## TASK TO COMPLETE
Show every line below where "this" can be found.

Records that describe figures
==*==
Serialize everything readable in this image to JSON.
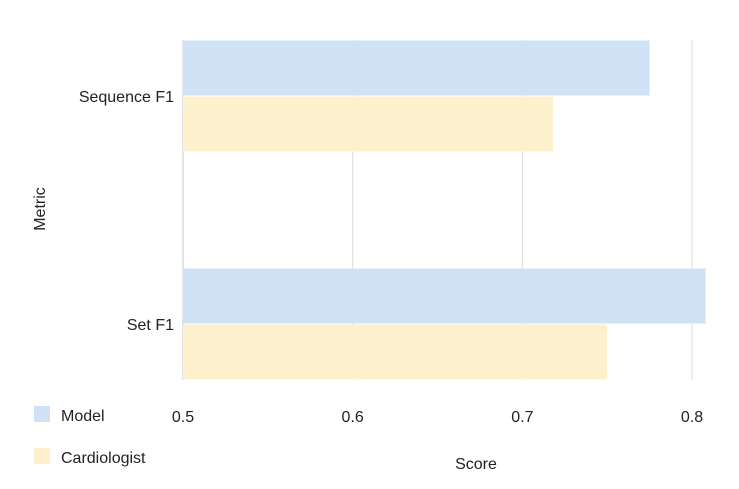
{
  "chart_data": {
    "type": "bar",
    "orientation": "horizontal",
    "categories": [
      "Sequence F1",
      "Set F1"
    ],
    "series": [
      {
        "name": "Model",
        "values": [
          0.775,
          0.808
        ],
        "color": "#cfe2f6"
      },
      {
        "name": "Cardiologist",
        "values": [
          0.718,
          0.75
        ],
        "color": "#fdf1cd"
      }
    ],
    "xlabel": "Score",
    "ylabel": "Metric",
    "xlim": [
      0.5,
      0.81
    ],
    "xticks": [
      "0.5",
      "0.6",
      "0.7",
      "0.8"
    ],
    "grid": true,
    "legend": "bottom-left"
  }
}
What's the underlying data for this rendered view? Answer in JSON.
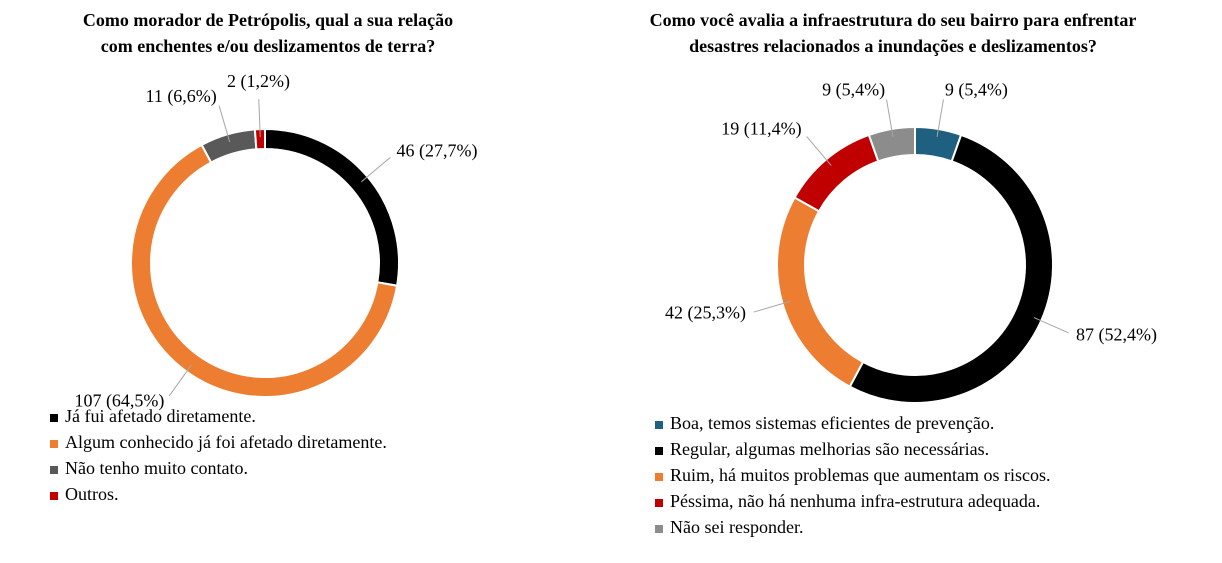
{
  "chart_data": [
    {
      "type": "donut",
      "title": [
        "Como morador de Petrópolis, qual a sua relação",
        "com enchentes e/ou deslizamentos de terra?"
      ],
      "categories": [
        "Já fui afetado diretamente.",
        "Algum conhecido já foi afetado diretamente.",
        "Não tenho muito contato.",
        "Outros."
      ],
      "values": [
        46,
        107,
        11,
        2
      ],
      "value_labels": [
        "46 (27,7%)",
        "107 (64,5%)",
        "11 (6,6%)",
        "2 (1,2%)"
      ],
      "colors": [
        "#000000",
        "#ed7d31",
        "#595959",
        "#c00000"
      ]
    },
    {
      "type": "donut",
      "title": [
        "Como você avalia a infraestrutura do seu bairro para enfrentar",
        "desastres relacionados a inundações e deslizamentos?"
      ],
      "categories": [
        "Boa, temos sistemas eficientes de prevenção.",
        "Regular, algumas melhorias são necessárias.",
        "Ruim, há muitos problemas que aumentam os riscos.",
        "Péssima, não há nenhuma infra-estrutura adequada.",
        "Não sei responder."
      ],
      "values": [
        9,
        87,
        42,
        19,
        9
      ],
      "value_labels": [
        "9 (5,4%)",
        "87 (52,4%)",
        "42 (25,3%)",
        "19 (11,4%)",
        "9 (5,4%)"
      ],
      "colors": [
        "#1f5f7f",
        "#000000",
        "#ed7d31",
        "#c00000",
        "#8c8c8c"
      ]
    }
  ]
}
==*==
## OUTPUT OF THE EXERCISE
Serialize everything readable in this image to JSON.
What's the underlying data for this rendered view? Answer in JSON.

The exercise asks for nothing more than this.